Data entries:
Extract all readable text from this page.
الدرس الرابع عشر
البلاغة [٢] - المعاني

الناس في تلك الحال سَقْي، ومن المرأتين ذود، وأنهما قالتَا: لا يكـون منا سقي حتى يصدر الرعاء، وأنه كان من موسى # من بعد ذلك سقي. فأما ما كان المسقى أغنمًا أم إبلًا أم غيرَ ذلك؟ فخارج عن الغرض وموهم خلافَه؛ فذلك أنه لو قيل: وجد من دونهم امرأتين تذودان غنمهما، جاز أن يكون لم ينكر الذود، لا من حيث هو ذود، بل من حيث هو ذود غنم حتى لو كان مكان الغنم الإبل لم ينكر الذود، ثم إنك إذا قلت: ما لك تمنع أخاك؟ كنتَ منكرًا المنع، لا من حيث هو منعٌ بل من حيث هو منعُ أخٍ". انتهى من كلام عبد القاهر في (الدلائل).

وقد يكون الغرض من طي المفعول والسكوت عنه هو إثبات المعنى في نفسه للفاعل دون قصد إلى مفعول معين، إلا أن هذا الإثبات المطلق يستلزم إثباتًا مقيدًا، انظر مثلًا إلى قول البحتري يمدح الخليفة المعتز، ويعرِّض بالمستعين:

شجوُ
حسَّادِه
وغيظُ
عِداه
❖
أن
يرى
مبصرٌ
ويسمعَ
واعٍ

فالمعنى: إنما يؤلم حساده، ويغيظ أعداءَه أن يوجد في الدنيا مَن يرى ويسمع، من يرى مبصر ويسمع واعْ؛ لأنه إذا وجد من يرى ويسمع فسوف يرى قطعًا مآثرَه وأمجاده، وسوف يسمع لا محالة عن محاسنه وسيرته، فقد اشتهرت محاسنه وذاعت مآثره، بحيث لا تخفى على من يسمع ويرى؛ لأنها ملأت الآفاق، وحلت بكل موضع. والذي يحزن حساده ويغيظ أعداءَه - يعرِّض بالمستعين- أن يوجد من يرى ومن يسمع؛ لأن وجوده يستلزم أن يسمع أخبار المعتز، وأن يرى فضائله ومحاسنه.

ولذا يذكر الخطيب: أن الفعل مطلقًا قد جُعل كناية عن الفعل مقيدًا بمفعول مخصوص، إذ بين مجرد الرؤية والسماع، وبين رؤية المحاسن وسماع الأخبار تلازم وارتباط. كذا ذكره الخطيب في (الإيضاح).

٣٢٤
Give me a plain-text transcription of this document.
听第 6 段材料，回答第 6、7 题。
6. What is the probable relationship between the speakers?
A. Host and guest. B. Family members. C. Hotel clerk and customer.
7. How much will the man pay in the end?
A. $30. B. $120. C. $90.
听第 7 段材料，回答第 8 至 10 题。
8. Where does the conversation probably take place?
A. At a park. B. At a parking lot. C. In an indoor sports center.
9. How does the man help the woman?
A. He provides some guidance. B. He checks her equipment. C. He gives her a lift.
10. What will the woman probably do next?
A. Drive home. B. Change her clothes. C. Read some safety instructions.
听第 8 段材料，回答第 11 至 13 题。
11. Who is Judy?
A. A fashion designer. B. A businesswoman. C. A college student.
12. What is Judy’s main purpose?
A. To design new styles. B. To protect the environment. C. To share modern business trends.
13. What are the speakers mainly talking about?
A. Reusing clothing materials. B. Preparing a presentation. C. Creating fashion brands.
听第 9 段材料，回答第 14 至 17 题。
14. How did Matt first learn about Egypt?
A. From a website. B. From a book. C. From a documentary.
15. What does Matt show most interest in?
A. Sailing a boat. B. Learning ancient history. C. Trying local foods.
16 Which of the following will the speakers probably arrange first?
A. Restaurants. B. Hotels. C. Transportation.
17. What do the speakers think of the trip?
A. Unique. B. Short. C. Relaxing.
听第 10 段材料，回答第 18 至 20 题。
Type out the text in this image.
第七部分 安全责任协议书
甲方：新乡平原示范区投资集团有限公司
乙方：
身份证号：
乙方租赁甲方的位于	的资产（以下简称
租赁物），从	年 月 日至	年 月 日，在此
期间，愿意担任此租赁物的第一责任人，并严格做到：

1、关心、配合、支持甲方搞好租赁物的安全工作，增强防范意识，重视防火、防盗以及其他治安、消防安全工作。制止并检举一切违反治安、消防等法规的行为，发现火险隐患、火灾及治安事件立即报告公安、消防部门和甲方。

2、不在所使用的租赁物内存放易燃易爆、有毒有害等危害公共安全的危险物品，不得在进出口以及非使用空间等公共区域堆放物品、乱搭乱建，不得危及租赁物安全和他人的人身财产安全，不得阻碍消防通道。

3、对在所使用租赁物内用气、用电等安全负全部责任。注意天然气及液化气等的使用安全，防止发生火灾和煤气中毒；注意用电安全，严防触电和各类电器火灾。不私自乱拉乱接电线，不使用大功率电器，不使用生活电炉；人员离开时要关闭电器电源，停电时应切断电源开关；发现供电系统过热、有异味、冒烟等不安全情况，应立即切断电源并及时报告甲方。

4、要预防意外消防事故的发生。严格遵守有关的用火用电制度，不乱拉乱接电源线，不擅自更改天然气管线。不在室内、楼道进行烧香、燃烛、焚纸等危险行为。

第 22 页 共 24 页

EXERCISE: Take the line in which "Give me a plain-text" occurs and each subsequent line through the end; give these lines again without alteration.

WRITTEN SOLUTION:
Give me a plain-text transcription of this document.
听第 6 段材料，回答第 6、7 题。
6. What is the probable relationship between the speakers?
A. Host and guest. B. Family members. C. Hotel clerk and customer.
7. How much will the man pay in the end?
A. $30. B. $120. C. $90.
听第 7 段材料，回答第 8 至 10 题。
8. Where does the conversation probably take place?
A. At a park. B. At a parking lot. C. In an indoor sports center.
9. How does the man help the woman?
A. He provides some guidance. B. He checks her equipment. C. He gives her a lift.
10. What will the woman probably do next?
A. Drive home. B. Change her clothes. C. Read some safety instructions.
听第 8 段材料，回答第 11 至 13 题。
11. Who is Judy?
A. A fashion designer. B. A businesswoman. C. A college student.
12. What is Judy’s main purpose?
A. To design new styles. B. To protect the environment. C. To share modern business trends.
13. What are the speakers mainly talking about?
A. Reusing clothing materials. B. Preparing a presentation. C. Creating fashion brands.
听第 9 段材料，回答第 14 至 17 题。
14. How did Matt first learn about Egypt?
A. From a website. B. From a book. C. From a documentary.
15. What does Matt show most interest in?
A. Sailing a boat. B. Learning ancient history. C. Trying local foods.
16 Which of the following will the speakers probably arrange first?
A. Restaurants. B. Hotels. C. Transportation.
17. What do the speakers think of the trip?
A. Unique. B. Short. C. Relaxing.
听第 10 段材料，回答第 18 至 20 题。
Type out the text in this image.
第七部分 安全责任协议书
甲方：新乡平原示范区投资集团有限公司
乙方：
身份证号：
乙方租赁甲方的位于	的资产（以下简称
租赁物），从	年 月 日至	年 月 日，在此
期间，愿意担任此租赁物的第一责任人，并严格做到：

1、关心、配合、支持甲方搞好租赁物的安全工作，增强防范意识，重视防火、防盗以及其他治安、消防安全工作。制止并检举一切违反治安、消防等法规的行为，发现火险隐患、火灾及治安事件立即报告公安、消防部门和甲方。

2、不在所使用的租赁物内存放易燃易爆、有毒有害等危害公共安全的危险物品，不得在进出口以及非使用空间等公共区域堆放物品、乱搭乱建，不得危及租赁物安全和他人的人身财产安全，不得阻碍消防通道。

3、对在所使用租赁物内用气、用电等安全负全部责任。注意天然气及液化气等的使用安全，防止发生火灾和煤气中毒；注意用电安全，严防触电和各类电器火灾。不私自乱拉乱接电线，不使用大功率电器，不使用生活电炉；人员离开时要关闭电器电源，停电时应切断电源开关；发现供电系统过热、有异味、冒烟等不安全情况，应立即切断电源并及时报告甲方。

4、要预防意外消防事故的发生。严格遵守有关的用火用电制度，不乱拉乱接电源线，不擅自更改天然气管线。不在室内、楼道进行烧香、燃烛、焚纸等危险行为。

第 22 页 共 24 页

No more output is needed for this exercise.